GOAL: Starting from the line containing "Read all visible content and emit it as JSON.", write out every remaining line exactly, the last one included.

------ RECORDS FOR THE EXERCISE ------

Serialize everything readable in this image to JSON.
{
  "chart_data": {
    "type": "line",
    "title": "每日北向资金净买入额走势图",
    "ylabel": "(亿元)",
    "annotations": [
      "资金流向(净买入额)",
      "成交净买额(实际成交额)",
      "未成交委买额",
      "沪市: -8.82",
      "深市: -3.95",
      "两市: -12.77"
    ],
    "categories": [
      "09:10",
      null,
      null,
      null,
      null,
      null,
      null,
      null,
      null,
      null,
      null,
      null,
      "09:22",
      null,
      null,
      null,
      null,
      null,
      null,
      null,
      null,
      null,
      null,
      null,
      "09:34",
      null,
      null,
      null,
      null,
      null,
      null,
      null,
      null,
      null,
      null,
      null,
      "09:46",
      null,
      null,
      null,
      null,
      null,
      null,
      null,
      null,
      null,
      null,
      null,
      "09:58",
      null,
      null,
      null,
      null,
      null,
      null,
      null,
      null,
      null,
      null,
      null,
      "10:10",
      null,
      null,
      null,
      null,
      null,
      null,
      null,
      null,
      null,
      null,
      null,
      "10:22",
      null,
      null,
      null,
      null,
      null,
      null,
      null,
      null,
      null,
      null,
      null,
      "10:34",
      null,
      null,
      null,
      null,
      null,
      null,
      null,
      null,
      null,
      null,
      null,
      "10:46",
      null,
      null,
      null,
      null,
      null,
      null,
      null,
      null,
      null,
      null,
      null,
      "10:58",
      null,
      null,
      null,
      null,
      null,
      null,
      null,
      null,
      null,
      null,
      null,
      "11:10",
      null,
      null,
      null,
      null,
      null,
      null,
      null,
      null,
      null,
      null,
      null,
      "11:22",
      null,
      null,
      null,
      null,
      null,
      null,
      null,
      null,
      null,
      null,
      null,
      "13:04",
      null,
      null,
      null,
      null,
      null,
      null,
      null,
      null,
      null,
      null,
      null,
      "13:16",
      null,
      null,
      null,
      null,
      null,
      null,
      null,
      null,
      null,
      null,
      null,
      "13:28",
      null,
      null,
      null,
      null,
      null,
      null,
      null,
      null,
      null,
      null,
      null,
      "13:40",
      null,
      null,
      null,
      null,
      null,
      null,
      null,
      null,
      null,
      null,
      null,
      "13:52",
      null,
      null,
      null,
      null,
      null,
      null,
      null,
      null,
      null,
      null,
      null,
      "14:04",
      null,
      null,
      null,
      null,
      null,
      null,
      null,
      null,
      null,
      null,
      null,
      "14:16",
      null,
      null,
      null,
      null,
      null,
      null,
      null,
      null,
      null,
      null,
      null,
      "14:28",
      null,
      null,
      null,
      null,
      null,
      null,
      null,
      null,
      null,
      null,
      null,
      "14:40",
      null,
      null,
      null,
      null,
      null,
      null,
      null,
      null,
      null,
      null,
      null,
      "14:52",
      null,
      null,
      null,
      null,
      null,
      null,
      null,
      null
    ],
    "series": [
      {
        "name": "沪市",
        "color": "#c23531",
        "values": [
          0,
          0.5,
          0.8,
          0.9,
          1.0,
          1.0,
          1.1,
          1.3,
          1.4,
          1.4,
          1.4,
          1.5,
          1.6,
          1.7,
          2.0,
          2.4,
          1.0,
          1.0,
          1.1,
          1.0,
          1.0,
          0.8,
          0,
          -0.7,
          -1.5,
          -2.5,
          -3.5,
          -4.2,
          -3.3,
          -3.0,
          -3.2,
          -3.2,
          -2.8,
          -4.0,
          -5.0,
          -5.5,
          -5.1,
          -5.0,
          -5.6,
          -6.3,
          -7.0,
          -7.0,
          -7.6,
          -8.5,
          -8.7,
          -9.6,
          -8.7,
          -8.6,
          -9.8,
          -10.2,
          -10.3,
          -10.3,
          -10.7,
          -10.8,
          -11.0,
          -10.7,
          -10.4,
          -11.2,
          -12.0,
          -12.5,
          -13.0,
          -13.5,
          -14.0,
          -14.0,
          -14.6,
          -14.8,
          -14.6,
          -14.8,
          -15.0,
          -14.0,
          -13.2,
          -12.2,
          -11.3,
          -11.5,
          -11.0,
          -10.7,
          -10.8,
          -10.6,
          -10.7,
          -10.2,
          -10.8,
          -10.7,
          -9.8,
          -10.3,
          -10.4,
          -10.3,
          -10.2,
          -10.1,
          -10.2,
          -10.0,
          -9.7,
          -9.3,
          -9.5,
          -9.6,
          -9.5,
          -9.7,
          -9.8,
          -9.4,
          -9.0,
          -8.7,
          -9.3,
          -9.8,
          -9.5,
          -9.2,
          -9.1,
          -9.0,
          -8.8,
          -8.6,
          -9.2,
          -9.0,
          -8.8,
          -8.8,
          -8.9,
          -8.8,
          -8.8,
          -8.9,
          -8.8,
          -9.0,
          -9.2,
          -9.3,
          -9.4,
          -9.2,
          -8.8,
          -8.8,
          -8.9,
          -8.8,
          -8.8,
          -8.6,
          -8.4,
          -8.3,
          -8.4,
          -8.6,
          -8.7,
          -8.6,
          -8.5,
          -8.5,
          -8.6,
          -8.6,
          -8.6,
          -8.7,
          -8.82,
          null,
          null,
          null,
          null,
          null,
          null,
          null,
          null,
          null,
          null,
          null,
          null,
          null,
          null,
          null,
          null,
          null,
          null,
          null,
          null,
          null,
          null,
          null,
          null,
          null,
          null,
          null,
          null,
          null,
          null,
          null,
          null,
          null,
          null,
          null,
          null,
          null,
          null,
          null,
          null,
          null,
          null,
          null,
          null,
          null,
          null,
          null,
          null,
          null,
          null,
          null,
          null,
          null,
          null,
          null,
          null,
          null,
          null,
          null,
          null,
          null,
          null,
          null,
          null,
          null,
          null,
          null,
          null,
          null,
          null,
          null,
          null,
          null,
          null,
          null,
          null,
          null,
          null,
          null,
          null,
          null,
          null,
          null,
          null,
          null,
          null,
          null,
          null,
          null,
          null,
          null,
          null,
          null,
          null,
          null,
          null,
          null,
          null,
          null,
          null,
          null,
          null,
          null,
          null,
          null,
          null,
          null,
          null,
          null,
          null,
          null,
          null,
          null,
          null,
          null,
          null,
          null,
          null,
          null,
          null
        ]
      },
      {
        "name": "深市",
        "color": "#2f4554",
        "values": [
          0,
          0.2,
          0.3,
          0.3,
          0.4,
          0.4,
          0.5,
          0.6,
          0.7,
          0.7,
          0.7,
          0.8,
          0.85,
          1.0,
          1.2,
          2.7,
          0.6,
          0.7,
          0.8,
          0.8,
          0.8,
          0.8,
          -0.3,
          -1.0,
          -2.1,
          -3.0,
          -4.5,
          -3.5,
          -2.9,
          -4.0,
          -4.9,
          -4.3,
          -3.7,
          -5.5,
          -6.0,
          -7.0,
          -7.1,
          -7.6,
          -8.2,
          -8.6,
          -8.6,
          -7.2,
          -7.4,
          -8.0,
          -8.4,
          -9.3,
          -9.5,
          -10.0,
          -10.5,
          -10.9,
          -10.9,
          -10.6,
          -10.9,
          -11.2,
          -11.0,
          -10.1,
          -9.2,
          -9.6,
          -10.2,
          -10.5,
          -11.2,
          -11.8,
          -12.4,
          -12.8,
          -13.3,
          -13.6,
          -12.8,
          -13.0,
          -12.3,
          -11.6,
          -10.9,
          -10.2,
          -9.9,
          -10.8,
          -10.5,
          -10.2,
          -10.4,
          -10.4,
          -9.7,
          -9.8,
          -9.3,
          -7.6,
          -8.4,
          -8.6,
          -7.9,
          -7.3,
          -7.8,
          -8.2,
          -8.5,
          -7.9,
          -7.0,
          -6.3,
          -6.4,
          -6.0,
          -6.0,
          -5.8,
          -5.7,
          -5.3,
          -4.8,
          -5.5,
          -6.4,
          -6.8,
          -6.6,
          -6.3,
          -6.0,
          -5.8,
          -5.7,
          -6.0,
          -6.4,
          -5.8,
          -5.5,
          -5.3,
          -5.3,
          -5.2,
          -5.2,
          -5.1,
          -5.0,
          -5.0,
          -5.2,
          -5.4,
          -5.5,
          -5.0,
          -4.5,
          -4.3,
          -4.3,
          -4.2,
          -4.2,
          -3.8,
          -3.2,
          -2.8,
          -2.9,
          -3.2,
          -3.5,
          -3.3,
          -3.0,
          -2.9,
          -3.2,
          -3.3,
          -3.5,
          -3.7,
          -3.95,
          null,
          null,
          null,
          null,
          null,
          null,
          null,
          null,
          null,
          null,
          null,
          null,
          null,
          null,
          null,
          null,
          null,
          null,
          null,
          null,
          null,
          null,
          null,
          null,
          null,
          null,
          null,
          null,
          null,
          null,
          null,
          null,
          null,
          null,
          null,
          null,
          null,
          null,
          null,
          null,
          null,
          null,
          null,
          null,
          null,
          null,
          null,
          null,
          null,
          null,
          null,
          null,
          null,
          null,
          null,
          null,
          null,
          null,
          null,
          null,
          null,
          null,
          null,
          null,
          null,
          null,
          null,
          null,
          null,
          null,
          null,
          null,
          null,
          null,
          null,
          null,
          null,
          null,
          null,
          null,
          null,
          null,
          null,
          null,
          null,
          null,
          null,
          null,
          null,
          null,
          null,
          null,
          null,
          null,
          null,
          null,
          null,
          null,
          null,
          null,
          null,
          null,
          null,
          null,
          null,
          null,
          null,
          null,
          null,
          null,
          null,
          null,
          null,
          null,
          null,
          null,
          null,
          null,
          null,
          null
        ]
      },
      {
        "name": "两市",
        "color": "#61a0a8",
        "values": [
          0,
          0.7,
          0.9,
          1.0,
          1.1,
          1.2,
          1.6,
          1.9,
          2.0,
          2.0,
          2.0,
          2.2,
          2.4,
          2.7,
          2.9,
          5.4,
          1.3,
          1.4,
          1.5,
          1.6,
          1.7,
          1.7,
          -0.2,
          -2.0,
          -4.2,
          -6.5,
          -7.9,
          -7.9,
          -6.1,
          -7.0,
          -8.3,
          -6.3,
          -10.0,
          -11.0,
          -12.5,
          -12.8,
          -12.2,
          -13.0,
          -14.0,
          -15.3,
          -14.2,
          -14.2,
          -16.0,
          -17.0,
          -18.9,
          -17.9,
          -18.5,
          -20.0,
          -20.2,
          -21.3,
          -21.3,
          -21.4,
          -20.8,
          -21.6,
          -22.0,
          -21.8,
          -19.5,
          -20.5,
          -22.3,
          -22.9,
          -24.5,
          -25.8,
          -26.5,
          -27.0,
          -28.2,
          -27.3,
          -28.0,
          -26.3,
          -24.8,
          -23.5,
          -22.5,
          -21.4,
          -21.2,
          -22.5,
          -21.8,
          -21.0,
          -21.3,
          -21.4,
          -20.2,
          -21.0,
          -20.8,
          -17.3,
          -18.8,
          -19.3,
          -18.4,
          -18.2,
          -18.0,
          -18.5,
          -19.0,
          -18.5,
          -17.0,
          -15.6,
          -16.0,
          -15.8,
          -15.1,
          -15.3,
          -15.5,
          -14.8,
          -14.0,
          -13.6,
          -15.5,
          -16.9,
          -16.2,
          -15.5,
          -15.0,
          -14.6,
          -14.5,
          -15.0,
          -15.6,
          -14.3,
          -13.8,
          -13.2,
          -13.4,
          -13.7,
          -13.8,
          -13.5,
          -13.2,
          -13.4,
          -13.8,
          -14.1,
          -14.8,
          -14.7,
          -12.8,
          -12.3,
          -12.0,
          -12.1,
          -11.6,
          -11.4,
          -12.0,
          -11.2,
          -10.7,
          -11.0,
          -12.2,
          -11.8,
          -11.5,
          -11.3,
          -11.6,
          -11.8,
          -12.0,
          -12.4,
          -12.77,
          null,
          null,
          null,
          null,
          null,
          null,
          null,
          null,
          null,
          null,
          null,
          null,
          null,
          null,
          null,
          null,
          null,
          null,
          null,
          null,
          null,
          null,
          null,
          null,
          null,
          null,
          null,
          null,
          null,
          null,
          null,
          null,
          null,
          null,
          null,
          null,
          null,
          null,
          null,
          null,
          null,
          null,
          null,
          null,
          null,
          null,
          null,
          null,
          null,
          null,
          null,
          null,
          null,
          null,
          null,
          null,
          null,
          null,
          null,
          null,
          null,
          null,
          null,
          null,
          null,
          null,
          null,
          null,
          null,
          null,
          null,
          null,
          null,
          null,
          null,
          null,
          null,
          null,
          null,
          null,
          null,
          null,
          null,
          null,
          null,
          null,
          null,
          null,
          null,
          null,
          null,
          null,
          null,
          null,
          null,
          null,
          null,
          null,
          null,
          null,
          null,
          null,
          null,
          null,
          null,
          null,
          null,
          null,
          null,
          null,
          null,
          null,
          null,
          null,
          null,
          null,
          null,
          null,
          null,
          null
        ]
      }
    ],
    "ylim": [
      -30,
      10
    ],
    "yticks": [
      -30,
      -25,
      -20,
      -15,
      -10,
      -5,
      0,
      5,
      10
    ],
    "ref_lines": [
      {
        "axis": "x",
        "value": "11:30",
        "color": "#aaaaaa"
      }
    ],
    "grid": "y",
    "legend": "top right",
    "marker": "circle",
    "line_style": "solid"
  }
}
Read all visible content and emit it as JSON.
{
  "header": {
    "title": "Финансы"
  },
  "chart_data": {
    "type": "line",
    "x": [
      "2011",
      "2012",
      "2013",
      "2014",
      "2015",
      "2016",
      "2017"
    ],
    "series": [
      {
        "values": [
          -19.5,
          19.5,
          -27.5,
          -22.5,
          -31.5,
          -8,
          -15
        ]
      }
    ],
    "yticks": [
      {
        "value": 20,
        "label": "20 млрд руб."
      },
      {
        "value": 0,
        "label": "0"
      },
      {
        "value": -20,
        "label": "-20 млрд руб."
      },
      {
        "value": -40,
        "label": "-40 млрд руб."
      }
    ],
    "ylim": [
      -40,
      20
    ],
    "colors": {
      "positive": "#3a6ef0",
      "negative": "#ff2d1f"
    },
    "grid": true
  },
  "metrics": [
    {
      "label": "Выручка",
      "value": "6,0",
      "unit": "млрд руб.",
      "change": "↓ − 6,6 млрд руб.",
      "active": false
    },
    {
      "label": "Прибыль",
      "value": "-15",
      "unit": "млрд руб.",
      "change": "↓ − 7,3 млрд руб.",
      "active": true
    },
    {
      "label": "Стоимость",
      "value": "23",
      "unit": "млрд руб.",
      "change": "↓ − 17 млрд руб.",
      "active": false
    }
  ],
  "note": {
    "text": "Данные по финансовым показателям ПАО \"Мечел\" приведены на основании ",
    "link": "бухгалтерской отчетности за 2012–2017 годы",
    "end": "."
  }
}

------

FULL OUTPUT:
Read all visible content and emit it as JSON.
{
  "header": {
    "title": "Финансы"
  },
  "chart_data": {
    "type": "line",
    "x": [
      "2011",
      "2012",
      "2013",
      "2014",
      "2015",
      "2016",
      "2017"
    ],
    "series": [
      {
        "values": [
          -19.5,
          19.5,
          -27.5,
          -22.5,
          -31.5,
          -8,
          -15
        ]
      }
    ],
    "yticks": [
      {
        "value": 20,
        "label": "20 млрд руб."
      },
      {
        "value": 0,
        "label": "0"
      },
      {
        "value": -20,
        "label": "-20 млрд руб."
      },
      {
        "value": -40,
        "label": "-40 млрд руб."
      }
    ],
    "ylim": [
      -40,
      20
    ],
    "colors": {
      "positive": "#3a6ef0",
      "negative": "#ff2d1f"
    },
    "grid": true
  },
  "metrics": [
    {
      "label": "Выручка",
      "value": "6,0",
      "unit": "млрд руб.",
      "change": "↓ − 6,6 млрд руб.",
      "active": false
    },
    {
      "label": "Прибыль",
      "value": "-15",
      "unit": "млрд руб.",
      "change": "↓ − 7,3 млрд руб.",
      "active": true
    },
    {
      "label": "Стоимость",
      "value": "23",
      "unit": "млрд руб.",
      "change": "↓ − 17 млрд руб.",
      "active": false
    }
  ],
  "note": {
    "text": "Данные по финансовым показателям ПАО \"Мечел\" приведены на основании ",
    "link": "бухгалтерской отчетности за 2012–2017 годы",
    "end": "."
  }
}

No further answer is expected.